#### What is required:
Return the listing below exactly, with the pictures dropped.

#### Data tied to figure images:
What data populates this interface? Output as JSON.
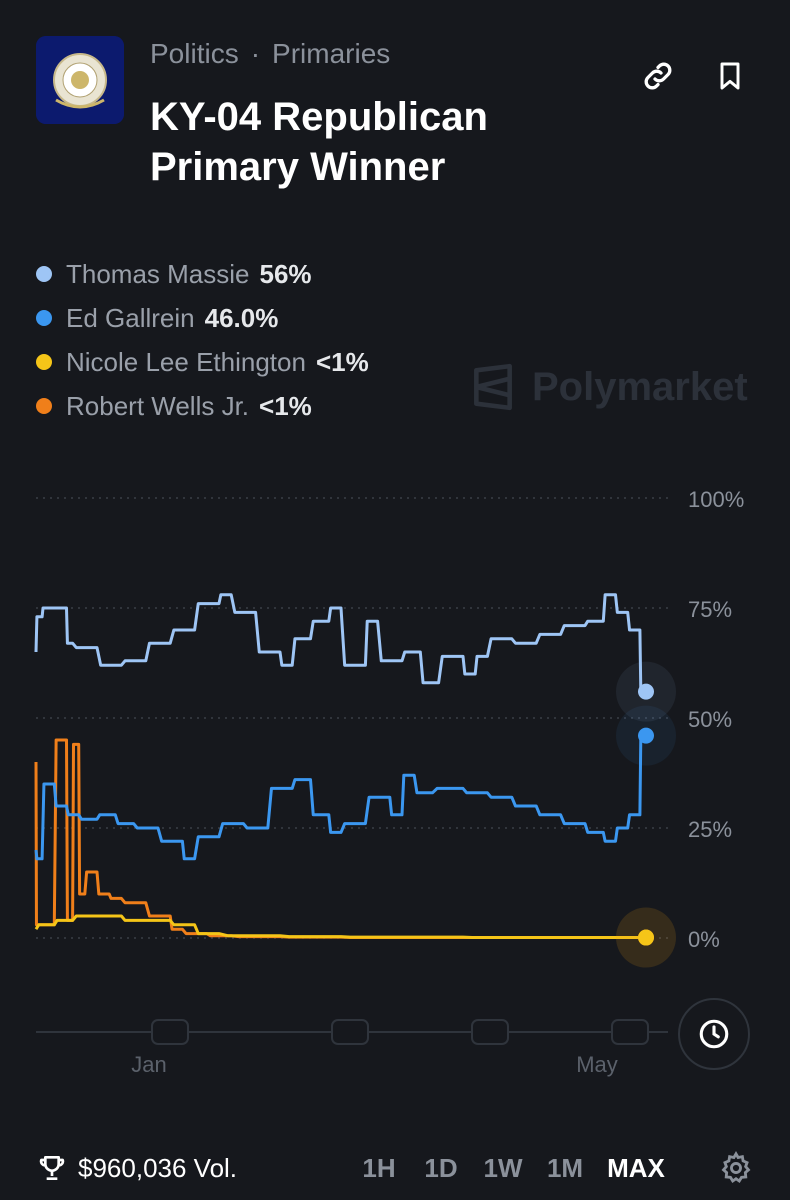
{
  "header": {
    "breadcrumbs": [
      "Politics",
      "Primaries"
    ],
    "separator": "·",
    "title": "KY-04 Republican Primary Winner"
  },
  "legend": [
    {
      "name": "Thomas Massie",
      "value": "56%",
      "color": "#9ec5f5"
    },
    {
      "name": "Ed Gallrein",
      "value": "46.0%",
      "color": "#3b97f0"
    },
    {
      "name": "Nicole Lee Ethington",
      "value": "<1%",
      "color": "#f5c518"
    },
    {
      "name": "Robert Wells Jr.",
      "value": "<1%",
      "color": "#f07f1a"
    }
  ],
  "watermark": "Polymarket",
  "chart_data": {
    "type": "line",
    "ylim": [
      0,
      100
    ],
    "y_ticks": [
      "100%",
      "75%",
      "50%",
      "25%",
      "0%"
    ],
    "x_ticks": [
      "Jan",
      "May"
    ],
    "grid": true,
    "series": [
      {
        "name": "Thomas Massie",
        "color": "#9ec5f5",
        "t": [
          0,
          0.01,
          0.02,
          0.05,
          0.06,
          0.1,
          0.14,
          0.18,
          0.22,
          0.26,
          0.3,
          0.32,
          0.36,
          0.4,
          0.42,
          0.45,
          0.48,
          0.5,
          0.54,
          0.56,
          0.6,
          0.63,
          0.66,
          0.7,
          0.72,
          0.74,
          0.78,
          0.82,
          0.86,
          0.9,
          0.93,
          0.95,
          0.97,
          0.99,
          1.0
        ],
        "values": [
          65,
          73,
          75,
          75,
          67,
          66,
          62,
          63,
          67,
          70,
          76,
          78,
          74,
          65,
          62,
          68,
          72,
          75,
          62,
          72,
          63,
          65,
          58,
          64,
          60,
          64,
          68,
          67,
          69,
          71,
          72,
          78,
          74,
          70,
          56
        ]
      },
      {
        "name": "Ed Gallrein",
        "color": "#3b97f0",
        "t": [
          0,
          0.01,
          0.03,
          0.05,
          0.07,
          0.1,
          0.13,
          0.16,
          0.2,
          0.24,
          0.26,
          0.3,
          0.34,
          0.38,
          0.42,
          0.45,
          0.48,
          0.5,
          0.54,
          0.58,
          0.6,
          0.62,
          0.65,
          0.7,
          0.74,
          0.78,
          0.82,
          0.86,
          0.9,
          0.93,
          0.95,
          0.97,
          0.99,
          1.0
        ],
        "values": [
          20,
          18,
          35,
          30,
          28,
          27,
          28,
          26,
          25,
          22,
          18,
          23,
          26,
          25,
          34,
          36,
          28,
          24,
          26,
          32,
          28,
          37,
          33,
          34,
          33,
          32,
          30,
          28,
          26,
          24,
          22,
          25,
          28,
          46
        ]
      },
      {
        "name": "Nicole Lee Ethington",
        "color": "#f5c518",
        "t": [
          0,
          0.03,
          0.06,
          0.1,
          0.14,
          0.18,
          0.22,
          0.26,
          0.3,
          0.4,
          0.5,
          0.6,
          0.7,
          0.8,
          0.9,
          1.0
        ],
        "values": [
          2,
          3,
          4,
          5,
          5,
          4,
          4,
          3,
          1,
          0.5,
          0.3,
          0.2,
          0.2,
          0.1,
          0.1,
          0.1
        ]
      },
      {
        "name": "Robert Wells Jr.",
        "color": "#f07f1a",
        "t": [
          0,
          0.005,
          0.03,
          0.05,
          0.06,
          0.07,
          0.08,
          0.1,
          0.12,
          0.14,
          0.18,
          0.22,
          0.24,
          0.28,
          0.32,
          0.4,
          0.5,
          0.6,
          0.8,
          1.0
        ],
        "values": [
          40,
          3,
          3,
          45,
          4,
          44,
          10,
          15,
          10,
          9,
          8,
          5,
          2,
          1,
          0.5,
          0.3,
          0.2,
          0.1,
          0.1,
          0.1
        ]
      }
    ]
  },
  "footer": {
    "volume": "$960,036 Vol.",
    "ranges": [
      "1H",
      "1D",
      "1W",
      "1M",
      "MAX"
    ],
    "active_range": "MAX"
  }
}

#### Written response:
What data populates this interface? Output as JSON.
{
  "header": {
    "breadcrumbs": [
      "Politics",
      "Primaries"
    ],
    "separator": "·",
    "title": "KY-04 Republican Primary Winner"
  },
  "legend": [
    {
      "name": "Thomas Massie",
      "value": "56%",
      "color": "#9ec5f5"
    },
    {
      "name": "Ed Gallrein",
      "value": "46.0%",
      "color": "#3b97f0"
    },
    {
      "name": "Nicole Lee Ethington",
      "value": "<1%",
      "color": "#f5c518"
    },
    {
      "name": "Robert Wells Jr.",
      "value": "<1%",
      "color": "#f07f1a"
    }
  ],
  "watermark": "Polymarket",
  "chart_data": {
    "type": "line",
    "ylim": [
      0,
      100
    ],
    "y_ticks": [
      "100%",
      "75%",
      "50%",
      "25%",
      "0%"
    ],
    "x_ticks": [
      "Jan",
      "May"
    ],
    "grid": true,
    "series": [
      {
        "name": "Thomas Massie",
        "color": "#9ec5f5",
        "t": [
          0,
          0.01,
          0.02,
          0.05,
          0.06,
          0.1,
          0.14,
          0.18,
          0.22,
          0.26,
          0.3,
          0.32,
          0.36,
          0.4,
          0.42,
          0.45,
          0.48,
          0.5,
          0.54,
          0.56,
          0.6,
          0.63,
          0.66,
          0.7,
          0.72,
          0.74,
          0.78,
          0.82,
          0.86,
          0.9,
          0.93,
          0.95,
          0.97,
          0.99,
          1.0
        ],
        "values": [
          65,
          73,
          75,
          75,
          67,
          66,
          62,
          63,
          67,
          70,
          76,
          78,
          74,
          65,
          62,
          68,
          72,
          75,
          62,
          72,
          63,
          65,
          58,
          64,
          60,
          64,
          68,
          67,
          69,
          71,
          72,
          78,
          74,
          70,
          56
        ]
      },
      {
        "name": "Ed Gallrein",
        "color": "#3b97f0",
        "t": [
          0,
          0.01,
          0.03,
          0.05,
          0.07,
          0.1,
          0.13,
          0.16,
          0.2,
          0.24,
          0.26,
          0.3,
          0.34,
          0.38,
          0.42,
          0.45,
          0.48,
          0.5,
          0.54,
          0.58,
          0.6,
          0.62,
          0.65,
          0.7,
          0.74,
          0.78,
          0.82,
          0.86,
          0.9,
          0.93,
          0.95,
          0.97,
          0.99,
          1.0
        ],
        "values": [
          20,
          18,
          35,
          30,
          28,
          27,
          28,
          26,
          25,
          22,
          18,
          23,
          26,
          25,
          34,
          36,
          28,
          24,
          26,
          32,
          28,
          37,
          33,
          34,
          33,
          32,
          30,
          28,
          26,
          24,
          22,
          25,
          28,
          46
        ]
      },
      {
        "name": "Nicole Lee Ethington",
        "color": "#f5c518",
        "t": [
          0,
          0.03,
          0.06,
          0.1,
          0.14,
          0.18,
          0.22,
          0.26,
          0.3,
          0.4,
          0.5,
          0.6,
          0.7,
          0.8,
          0.9,
          1.0
        ],
        "values": [
          2,
          3,
          4,
          5,
          5,
          4,
          4,
          3,
          1,
          0.5,
          0.3,
          0.2,
          0.2,
          0.1,
          0.1,
          0.1
        ]
      },
      {
        "name": "Robert Wells Jr.",
        "color": "#f07f1a",
        "t": [
          0,
          0.005,
          0.03,
          0.05,
          0.06,
          0.07,
          0.08,
          0.1,
          0.12,
          0.14,
          0.18,
          0.22,
          0.24,
          0.28,
          0.32,
          0.4,
          0.5,
          0.6,
          0.8,
          1.0
        ],
        "values": [
          40,
          3,
          3,
          45,
          4,
          44,
          10,
          15,
          10,
          9,
          8,
          5,
          2,
          1,
          0.5,
          0.3,
          0.2,
          0.1,
          0.1,
          0.1
        ]
      }
    ]
  },
  "footer": {
    "volume": "$960,036 Vol.",
    "ranges": [
      "1H",
      "1D",
      "1W",
      "1M",
      "MAX"
    ],
    "active_range": "MAX"
  }
}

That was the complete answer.